Copy out the listing exactly.
================================
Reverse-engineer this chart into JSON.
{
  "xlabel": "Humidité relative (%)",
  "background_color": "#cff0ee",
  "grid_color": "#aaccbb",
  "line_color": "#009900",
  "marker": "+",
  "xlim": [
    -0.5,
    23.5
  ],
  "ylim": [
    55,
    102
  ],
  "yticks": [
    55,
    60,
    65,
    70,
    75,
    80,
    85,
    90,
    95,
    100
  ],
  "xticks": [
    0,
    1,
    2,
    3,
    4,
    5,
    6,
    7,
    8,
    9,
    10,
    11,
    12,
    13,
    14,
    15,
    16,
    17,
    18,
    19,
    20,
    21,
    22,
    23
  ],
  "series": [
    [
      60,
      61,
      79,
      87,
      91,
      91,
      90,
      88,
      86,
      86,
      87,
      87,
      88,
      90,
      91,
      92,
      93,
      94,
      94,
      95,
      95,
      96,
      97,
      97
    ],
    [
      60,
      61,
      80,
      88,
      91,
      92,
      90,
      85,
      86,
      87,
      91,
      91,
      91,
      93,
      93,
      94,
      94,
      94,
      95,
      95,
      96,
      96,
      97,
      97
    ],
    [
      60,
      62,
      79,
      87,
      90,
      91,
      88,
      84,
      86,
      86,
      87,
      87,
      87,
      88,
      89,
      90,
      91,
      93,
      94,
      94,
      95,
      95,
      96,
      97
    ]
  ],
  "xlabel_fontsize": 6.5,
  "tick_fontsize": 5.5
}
================================
- _Final result_:
Reverse-engineer this chart into JSON.
{
  "xlabel": "Humidité relative (%)",
  "background_color": "#cff0ee",
  "grid_color": "#aaccbb",
  "line_color": "#009900",
  "marker": "+",
  "xlim": [
    -0.5,
    23.5
  ],
  "ylim": [
    55,
    102
  ],
  "yticks": [
    55,
    60,
    65,
    70,
    75,
    80,
    85,
    90,
    95,
    100
  ],
  "xticks": [
    0,
    1,
    2,
    3,
    4,
    5,
    6,
    7,
    8,
    9,
    10,
    11,
    12,
    13,
    14,
    15,
    16,
    17,
    18,
    19,
    20,
    21,
    22,
    23
  ],
  "series": [
    [
      60,
      61,
      79,
      87,
      91,
      91,
      90,
      88,
      86,
      86,
      87,
      87,
      88,
      90,
      91,
      92,
      93,
      94,
      94,
      95,
      95,
      96,
      97,
      97
    ],
    [
      60,
      61,
      80,
      88,
      91,
      92,
      90,
      85,
      86,
      87,
      91,
      91,
      91,
      93,
      93,
      94,
      94,
      94,
      95,
      95,
      96,
      96,
      97,
      97
    ],
    [
      60,
      62,
      79,
      87,
      90,
      91,
      88,
      84,
      86,
      86,
      87,
      87,
      87,
      88,
      89,
      90,
      91,
      93,
      94,
      94,
      95,
      95,
      96,
      97
    ]
  ],
  "xlabel_fontsize": 6.5,
  "tick_fontsize": 5.5
}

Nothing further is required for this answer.